# EXERCISE OBJECTIVE:
Which lines include the word "this"? Copy each of them.

# EXTRACTED MATERIAL:
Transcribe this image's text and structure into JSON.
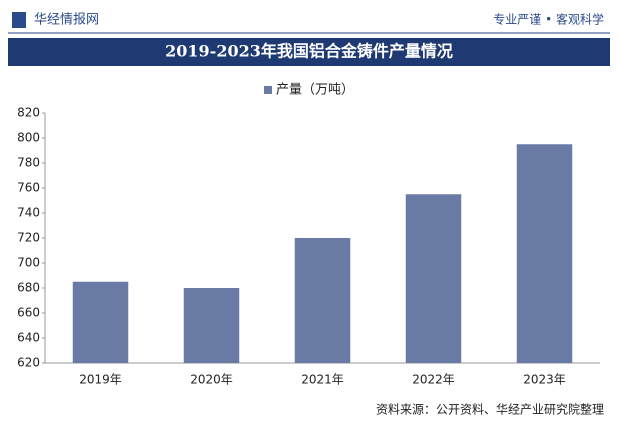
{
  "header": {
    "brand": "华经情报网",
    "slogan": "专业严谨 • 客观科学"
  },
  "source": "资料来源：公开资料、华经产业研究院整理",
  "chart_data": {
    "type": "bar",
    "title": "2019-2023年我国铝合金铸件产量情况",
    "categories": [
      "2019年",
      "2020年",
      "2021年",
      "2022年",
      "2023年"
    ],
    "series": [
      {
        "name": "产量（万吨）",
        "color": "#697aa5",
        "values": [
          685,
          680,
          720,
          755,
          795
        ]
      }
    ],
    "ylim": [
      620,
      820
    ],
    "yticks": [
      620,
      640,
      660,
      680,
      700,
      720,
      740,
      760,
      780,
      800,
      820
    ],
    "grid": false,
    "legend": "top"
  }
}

...

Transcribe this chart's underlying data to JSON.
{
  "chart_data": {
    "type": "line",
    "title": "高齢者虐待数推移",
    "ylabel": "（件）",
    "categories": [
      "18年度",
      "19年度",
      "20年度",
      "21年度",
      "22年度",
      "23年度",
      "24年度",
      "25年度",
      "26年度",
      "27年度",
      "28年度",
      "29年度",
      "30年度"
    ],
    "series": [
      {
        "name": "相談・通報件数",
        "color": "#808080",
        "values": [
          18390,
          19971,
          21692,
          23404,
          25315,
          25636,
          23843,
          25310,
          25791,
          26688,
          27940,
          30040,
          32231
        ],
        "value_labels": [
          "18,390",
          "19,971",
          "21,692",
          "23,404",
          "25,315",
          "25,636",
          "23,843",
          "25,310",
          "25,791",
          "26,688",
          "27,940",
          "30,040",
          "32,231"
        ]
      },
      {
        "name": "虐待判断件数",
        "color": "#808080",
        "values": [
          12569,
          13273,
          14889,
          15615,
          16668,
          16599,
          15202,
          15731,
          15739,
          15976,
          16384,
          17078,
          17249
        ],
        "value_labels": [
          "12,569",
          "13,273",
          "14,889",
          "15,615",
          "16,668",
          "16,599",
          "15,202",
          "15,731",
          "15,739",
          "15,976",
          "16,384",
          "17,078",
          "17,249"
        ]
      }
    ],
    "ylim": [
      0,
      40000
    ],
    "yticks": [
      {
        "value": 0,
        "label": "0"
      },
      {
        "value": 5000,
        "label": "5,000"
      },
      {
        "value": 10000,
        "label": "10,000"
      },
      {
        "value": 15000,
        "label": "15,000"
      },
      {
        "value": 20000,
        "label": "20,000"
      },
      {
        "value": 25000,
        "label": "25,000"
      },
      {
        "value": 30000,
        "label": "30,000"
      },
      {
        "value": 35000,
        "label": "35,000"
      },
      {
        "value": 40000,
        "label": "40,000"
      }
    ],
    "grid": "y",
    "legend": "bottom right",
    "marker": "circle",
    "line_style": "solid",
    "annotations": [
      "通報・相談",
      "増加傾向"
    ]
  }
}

# RESPONSE TO THE EXERCISE:
Transcribe this image's text and structure into JSON.
Transcribe this chart's underlying data to JSON.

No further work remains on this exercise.